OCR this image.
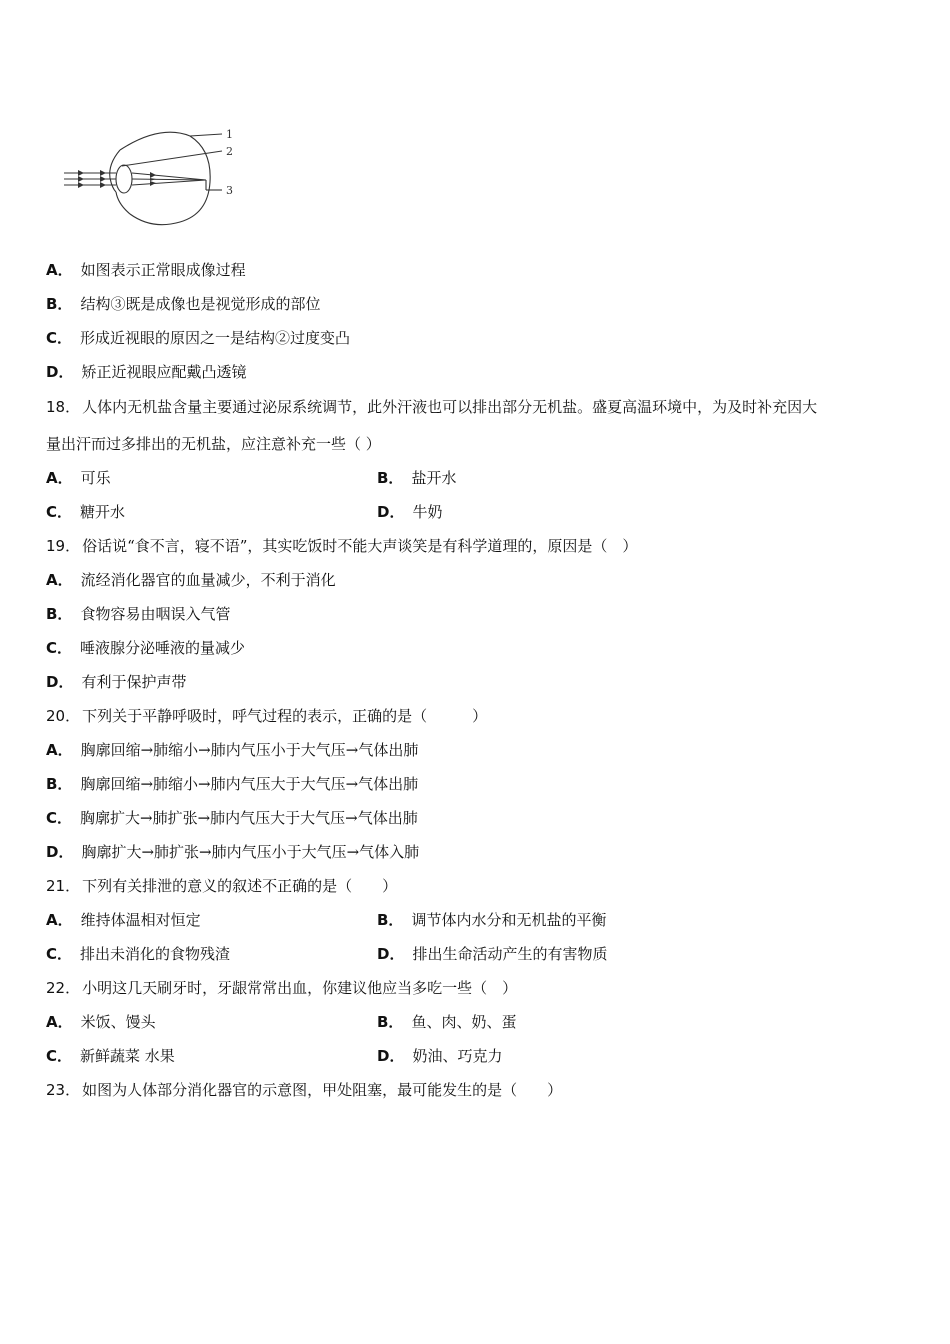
1
2
3
A． 如图表示正常眼成像过程
B． 结构③既是成像也是视觉形成的部位
C． 形成近视眼的原因之一是结构②过度变凸
D． 矫正近视眼应配戴凸透镜
18． 人体内无机盐含量主要通过泌尿系统调节，此外汗液也可以排出部分无机盐。盛夏高温环境中，为及时补充因大
量出汗而过多排出的无机盐，应注意补充一些（ ）
A． 可乐	B． 盐开水
C． 糖开水	D． 牛奶
19． 俗话说“食不言，寝不语”，其实吃饭时不能大声谈笑是有科学道理的，原因是（　）
A． 流经消化器官的血量减少，不利于消化
B． 食物容易由咽误入气管
C． 唾液腺分泌唾液的量减少
D． 有利于保护声带
20． 下列关于平静呼吸时，呼气过程的表示，正确的是（　　　）
A． 胸廓回缩→肺缩小→肺内气压小于大气压→气体出肺
B． 胸廓回缩→肺缩小→肺内气压大于大气压→气体出肺
C． 胸廓扩大→肺扩张→肺内气压大于大气压→气体出肺
D． 胸廓扩大→肺扩张→肺内气压小于大气压→气体入肺
21． 下列有关排泄的意义的叙述不正确的是（　　）
A． 维持体温相对恒定	B． 调节体内水分和无机盐的平衡
C． 排出未消化的食物残渣	D． 排出生命活动产生的有害物质
22． 小明这几天刷牙时，牙龈常常出血，你建议他应当多吃一些（　）
A． 米饭、馒头	B． 鱼、肉、奶、蛋
C． 新鲜蔬菜 水果	D． 奶油、巧克力
23． 如图为人体部分消化器官的示意图，甲处阻塞，最可能发生的是（　　）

===============

#### [AIM]
Copy out all lines from the material above that contain the string "肺内气压小于大气压".

#### [WRITTEN SOLUTION]
A． 胸廓回缩→肺缩小→肺内气压小于大气压→气体出肺
D． 胸廓扩大→肺扩张→肺内气压小于大气压→气体入肺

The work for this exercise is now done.